* Material provided:
• • • • •

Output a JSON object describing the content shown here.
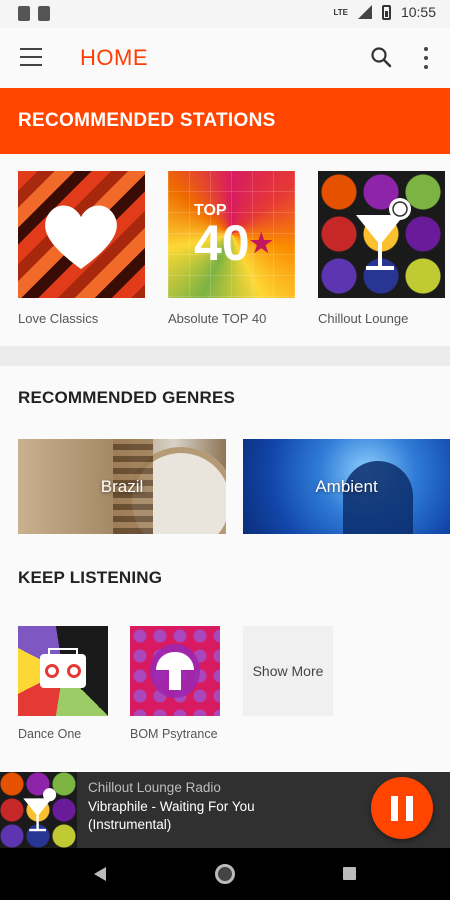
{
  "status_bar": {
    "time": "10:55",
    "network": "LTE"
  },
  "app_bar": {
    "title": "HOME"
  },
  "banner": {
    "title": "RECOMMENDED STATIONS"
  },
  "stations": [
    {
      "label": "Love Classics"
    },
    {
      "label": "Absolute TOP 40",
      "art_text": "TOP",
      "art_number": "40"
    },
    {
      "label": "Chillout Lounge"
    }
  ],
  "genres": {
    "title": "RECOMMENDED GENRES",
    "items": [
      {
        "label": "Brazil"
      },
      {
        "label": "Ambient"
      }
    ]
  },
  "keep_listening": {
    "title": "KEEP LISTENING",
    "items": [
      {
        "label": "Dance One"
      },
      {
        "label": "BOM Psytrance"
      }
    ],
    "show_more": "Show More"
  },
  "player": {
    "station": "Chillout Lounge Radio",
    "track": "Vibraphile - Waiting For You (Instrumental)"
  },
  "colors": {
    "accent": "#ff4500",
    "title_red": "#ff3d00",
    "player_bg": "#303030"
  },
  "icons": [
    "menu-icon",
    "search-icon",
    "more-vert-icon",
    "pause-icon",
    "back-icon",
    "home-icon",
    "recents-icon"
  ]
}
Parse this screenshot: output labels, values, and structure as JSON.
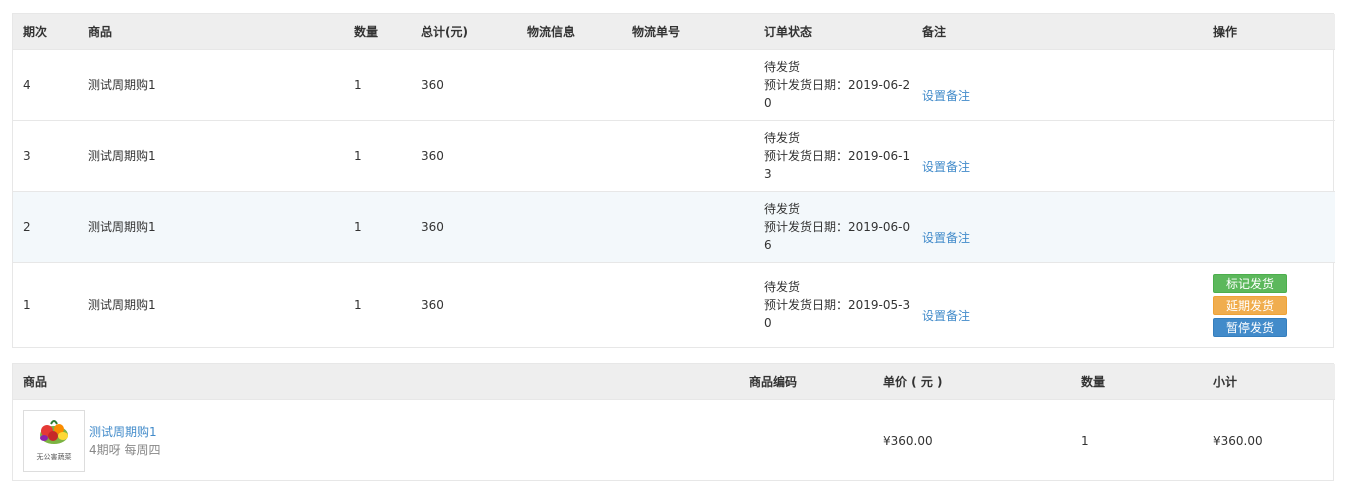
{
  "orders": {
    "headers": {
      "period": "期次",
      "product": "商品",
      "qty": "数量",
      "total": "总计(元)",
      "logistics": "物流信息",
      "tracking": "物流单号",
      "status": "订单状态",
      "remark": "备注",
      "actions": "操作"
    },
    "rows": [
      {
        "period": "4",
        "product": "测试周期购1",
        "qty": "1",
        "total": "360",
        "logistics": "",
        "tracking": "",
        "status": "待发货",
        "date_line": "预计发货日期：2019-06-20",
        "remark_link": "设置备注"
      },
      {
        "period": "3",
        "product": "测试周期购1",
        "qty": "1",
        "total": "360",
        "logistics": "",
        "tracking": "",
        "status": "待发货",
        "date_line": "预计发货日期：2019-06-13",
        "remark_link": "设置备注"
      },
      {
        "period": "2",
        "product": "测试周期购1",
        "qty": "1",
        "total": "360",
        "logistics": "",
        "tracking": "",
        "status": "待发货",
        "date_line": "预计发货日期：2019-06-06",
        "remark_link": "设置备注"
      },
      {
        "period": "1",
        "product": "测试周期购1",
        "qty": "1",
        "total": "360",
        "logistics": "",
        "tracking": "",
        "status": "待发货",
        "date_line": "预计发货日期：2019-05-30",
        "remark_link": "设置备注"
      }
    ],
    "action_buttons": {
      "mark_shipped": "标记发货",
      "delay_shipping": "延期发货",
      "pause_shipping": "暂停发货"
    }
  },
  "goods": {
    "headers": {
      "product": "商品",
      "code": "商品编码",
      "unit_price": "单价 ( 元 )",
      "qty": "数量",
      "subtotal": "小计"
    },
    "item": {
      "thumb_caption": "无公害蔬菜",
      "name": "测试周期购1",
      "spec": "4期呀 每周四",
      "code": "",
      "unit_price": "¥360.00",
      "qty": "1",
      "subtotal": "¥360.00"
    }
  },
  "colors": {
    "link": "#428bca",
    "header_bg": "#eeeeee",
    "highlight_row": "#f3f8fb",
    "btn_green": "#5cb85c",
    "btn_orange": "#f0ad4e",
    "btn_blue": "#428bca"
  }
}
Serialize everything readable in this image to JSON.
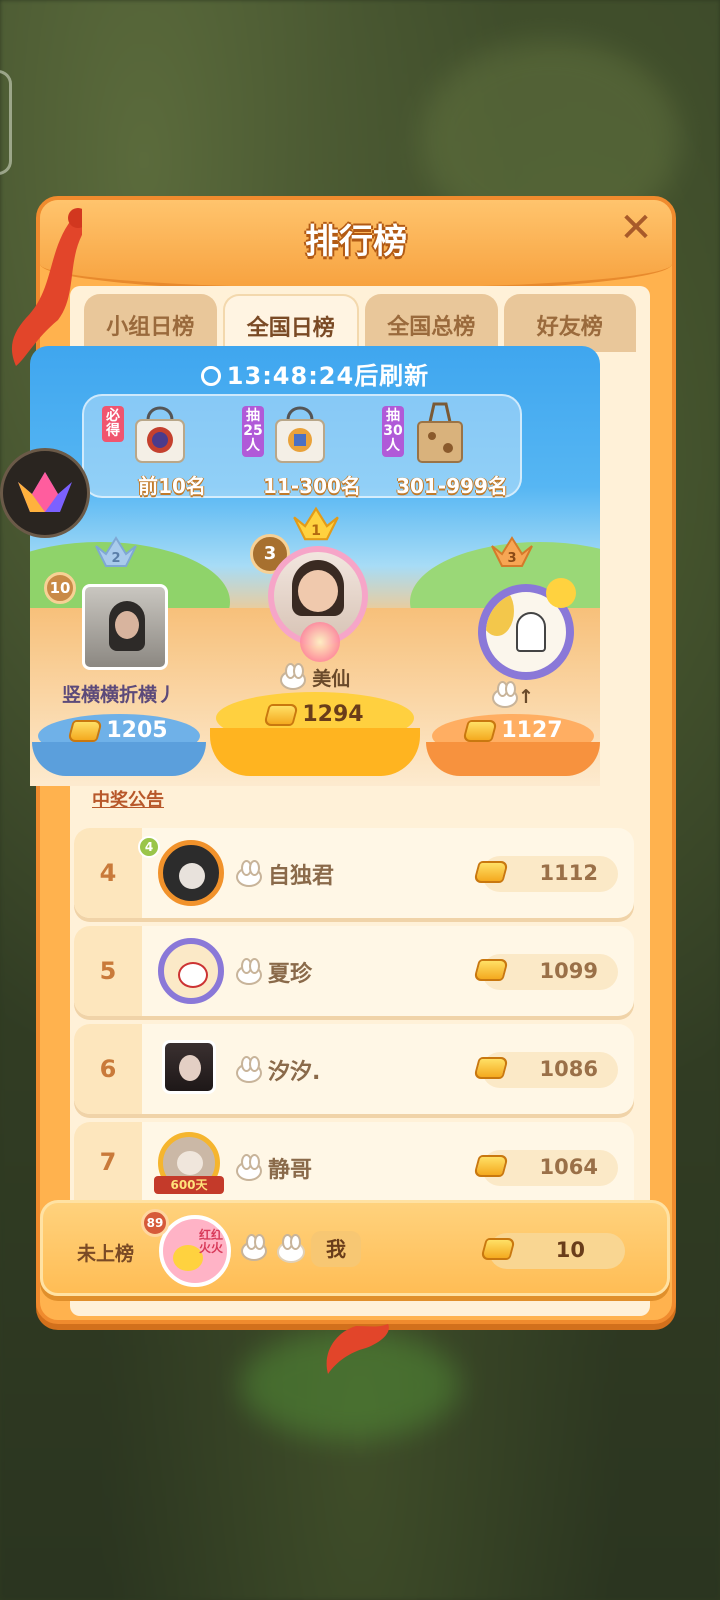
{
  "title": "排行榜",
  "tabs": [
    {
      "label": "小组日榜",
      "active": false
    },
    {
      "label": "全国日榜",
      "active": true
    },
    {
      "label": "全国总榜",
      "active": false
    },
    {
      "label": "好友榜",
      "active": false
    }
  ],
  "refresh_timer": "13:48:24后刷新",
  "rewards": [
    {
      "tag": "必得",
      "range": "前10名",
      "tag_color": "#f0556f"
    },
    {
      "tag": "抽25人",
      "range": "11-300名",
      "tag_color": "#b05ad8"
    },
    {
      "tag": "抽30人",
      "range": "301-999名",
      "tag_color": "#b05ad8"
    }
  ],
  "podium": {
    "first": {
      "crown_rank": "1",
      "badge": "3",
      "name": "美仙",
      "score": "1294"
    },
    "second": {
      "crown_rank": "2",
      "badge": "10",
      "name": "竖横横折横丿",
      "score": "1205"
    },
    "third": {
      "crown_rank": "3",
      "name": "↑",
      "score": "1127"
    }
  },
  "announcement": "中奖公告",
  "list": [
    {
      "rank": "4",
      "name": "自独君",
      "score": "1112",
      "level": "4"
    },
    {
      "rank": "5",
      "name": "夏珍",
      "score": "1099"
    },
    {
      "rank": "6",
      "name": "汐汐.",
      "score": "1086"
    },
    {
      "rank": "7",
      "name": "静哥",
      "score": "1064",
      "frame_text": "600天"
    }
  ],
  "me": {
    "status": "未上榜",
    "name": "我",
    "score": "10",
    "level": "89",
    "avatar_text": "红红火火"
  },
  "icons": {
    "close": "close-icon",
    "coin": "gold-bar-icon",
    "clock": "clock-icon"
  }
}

• • • • •

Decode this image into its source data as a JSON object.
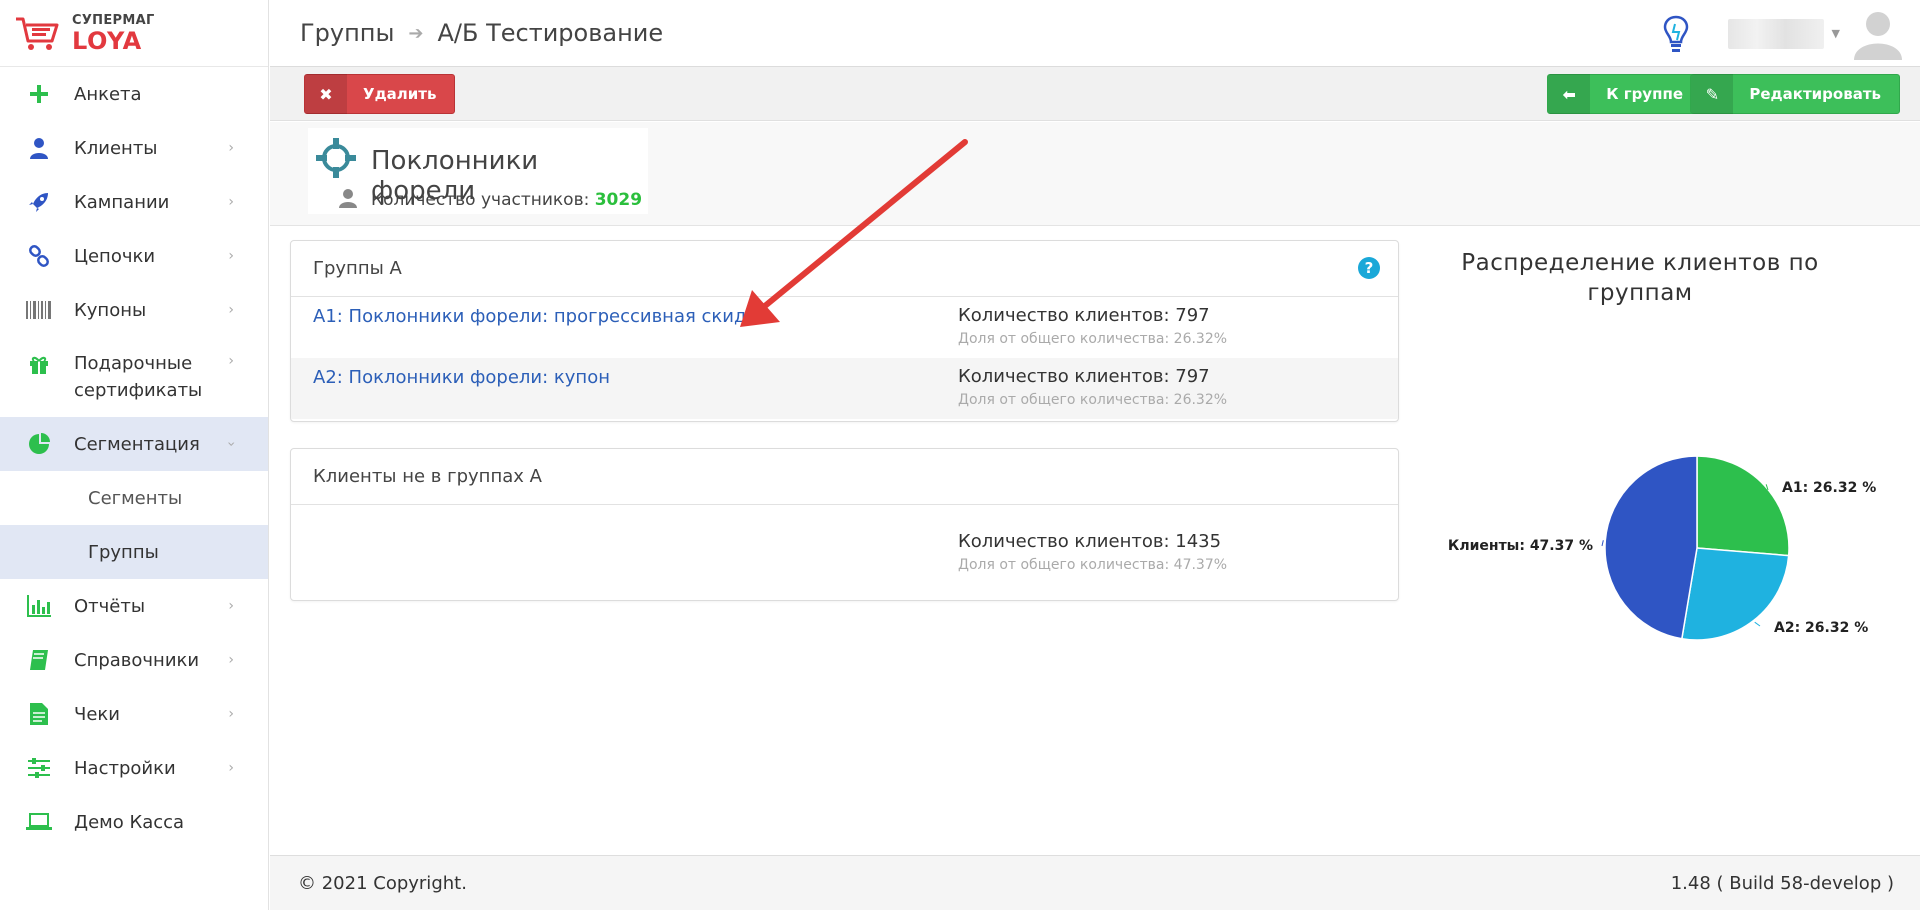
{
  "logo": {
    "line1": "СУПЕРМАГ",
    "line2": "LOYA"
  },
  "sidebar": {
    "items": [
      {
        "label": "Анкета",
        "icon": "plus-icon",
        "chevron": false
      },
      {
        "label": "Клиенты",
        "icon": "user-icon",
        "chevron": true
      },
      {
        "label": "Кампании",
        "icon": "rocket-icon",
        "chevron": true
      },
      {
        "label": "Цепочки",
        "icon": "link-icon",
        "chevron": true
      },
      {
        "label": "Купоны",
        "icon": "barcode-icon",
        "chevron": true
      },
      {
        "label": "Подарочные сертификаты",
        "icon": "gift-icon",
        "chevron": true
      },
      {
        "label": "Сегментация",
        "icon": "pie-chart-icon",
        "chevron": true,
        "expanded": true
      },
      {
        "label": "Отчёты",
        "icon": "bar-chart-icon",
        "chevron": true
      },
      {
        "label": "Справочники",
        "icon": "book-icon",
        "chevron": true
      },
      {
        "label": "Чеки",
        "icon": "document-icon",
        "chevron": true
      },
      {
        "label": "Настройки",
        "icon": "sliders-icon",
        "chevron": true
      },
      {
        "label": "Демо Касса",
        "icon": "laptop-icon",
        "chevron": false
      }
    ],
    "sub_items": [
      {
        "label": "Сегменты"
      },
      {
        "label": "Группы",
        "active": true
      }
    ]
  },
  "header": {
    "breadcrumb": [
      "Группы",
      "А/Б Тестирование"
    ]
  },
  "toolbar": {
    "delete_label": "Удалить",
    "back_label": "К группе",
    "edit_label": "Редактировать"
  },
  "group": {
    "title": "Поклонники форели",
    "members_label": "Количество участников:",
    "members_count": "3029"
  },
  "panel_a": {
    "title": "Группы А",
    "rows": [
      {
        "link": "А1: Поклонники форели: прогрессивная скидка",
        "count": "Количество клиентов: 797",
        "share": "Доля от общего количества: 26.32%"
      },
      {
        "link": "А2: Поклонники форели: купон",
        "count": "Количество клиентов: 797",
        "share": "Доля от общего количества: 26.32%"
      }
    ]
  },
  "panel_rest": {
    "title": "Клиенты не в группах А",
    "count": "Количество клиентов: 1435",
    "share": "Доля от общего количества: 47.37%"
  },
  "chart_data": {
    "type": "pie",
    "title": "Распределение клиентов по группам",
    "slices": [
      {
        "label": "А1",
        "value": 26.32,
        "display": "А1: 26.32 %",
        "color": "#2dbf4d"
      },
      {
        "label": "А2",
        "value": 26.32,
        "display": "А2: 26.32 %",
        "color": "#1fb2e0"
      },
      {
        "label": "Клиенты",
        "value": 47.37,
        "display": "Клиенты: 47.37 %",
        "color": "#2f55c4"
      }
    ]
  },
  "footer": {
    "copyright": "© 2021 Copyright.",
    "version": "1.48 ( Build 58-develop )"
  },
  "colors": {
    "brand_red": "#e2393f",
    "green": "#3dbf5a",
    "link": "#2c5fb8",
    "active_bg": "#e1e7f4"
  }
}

• • • • •

* What you need to do:
Identify the lines above with the word "JSON". Copy them.

* Task output:
Output a JSON object describing the content shown here.
Parse this screenshot: output labels, values, and structure as JSON.
Serialize everything readable in this image to JSON.
Decode this image into its source data as a JSON object.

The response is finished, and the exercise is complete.